What this exercise asks =
• a. In the Pathfinder section below, how many independent Pathfinder runs does the pathfinder method use by default?
• b. Does each statement agree with the Pathfinder section below? (i) Pathfinder applies stochastic gradient descent to the evidence lower bound. (ii) Pathfinder estimates local covariance from the L-BFGS optimizer's negative inverse Hessian estimates. (iii) Resampling the draws of several Pathfinder runs with PSIS removes minor modes.

6 Variational Inference using Pathfinder
The CmdStan method pathfinder
uses the Pathfinder algorithm of
Zhang et al. (2022). Pathfinder is a variational method for
approximately sampling from differentiable log densities. Starting
from a random initialization, Pathfinder locates normal approximations
to the target density along a quasi-Newton optimization path, with
local covariance estimated using the negative inverse Hessian estimates
produced by the L-BFGS optimizer. Pathfinder returns draws from the
Gaussian approximation with the lowest estimated Kullback-Leibler (KL)
divergence to the true posterior.
Pathfinder differs from the ADVI method in that it uses quasi-Newton optimization on the log posterior instead of stochastic gradient descent (SGD) on the Monte Carlo computation of the evidence lower bound (ELBO). Pathfinder’s approach is both faster and more stable than that of ADVI. Compared to ADVI and short dynamic HMC runs, Pathfinder requires one to two orders of magnitude fewer log density and gradient evaluations, with greater reductions for more challenging posteriors.
A single run of the Pathfinder algorithm generates a set of
approximate draws. Inference is improved by running multiple
Pathfinder instances and using Pareto-smoothed importance resampling
(PSIS) of the resulting sets of draws. This better matches non-normal
target densities and also eliminates minor modes. By default, the
pathfinder
method uses 4 independent Pathfinder runs, each of which
produces 1000 approximate draws, which are then importance resampled
down to 1000 final draws.

[Data extracted from a collection]
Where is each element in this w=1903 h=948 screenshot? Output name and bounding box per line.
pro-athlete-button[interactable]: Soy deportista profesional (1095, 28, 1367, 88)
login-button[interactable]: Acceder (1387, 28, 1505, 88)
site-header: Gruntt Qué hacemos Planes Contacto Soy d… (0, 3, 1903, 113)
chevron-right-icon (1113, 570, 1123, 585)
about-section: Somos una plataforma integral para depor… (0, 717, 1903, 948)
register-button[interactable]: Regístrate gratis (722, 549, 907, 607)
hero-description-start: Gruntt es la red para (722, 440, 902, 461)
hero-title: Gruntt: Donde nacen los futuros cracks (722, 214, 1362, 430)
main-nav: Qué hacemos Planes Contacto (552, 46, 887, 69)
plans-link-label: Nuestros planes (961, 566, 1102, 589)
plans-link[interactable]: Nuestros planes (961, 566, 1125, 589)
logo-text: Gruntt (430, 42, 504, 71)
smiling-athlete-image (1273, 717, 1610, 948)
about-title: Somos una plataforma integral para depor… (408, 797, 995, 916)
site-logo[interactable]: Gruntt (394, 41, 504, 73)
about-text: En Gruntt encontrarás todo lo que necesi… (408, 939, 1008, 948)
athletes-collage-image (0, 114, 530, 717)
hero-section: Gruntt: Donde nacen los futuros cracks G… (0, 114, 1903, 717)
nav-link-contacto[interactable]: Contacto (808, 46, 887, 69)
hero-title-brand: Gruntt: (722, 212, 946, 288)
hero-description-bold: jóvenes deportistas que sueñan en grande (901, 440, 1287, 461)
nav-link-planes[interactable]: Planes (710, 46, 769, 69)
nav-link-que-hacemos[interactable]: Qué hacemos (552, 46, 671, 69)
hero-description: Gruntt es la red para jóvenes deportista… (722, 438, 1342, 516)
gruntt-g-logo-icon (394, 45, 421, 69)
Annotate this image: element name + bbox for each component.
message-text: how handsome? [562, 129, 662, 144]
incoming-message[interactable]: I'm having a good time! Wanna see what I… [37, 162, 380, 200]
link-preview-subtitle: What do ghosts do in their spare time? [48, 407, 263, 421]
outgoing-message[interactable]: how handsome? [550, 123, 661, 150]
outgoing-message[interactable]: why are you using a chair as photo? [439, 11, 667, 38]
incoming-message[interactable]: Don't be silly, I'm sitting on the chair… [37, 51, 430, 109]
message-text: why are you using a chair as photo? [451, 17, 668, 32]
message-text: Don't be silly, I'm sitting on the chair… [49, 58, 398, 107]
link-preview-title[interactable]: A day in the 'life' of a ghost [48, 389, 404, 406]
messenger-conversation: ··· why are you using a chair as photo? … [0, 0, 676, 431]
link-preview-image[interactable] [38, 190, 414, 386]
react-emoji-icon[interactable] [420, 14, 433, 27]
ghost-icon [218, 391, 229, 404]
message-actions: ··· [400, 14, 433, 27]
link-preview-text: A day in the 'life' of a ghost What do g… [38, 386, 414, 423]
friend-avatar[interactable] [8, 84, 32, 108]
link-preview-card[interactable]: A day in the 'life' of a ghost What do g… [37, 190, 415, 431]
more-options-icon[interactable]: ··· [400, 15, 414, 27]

Task-by-task solutions =
• a. Four independent Pathfinder runs.

• b.
(i) No: "it uses quasi-Newton optimization on the log posterior instead of stochastic gradient descent (SGD) on the Monte Carlo computation of the evidence lower bound (ELBO)."
(ii) Yes: "with local covariance estimated using the negative inverse Hessian estimates produced by the L-BFGS optimizer."
(iii) Yes: "This better matches non-normal target densities and also eliminates minor modes."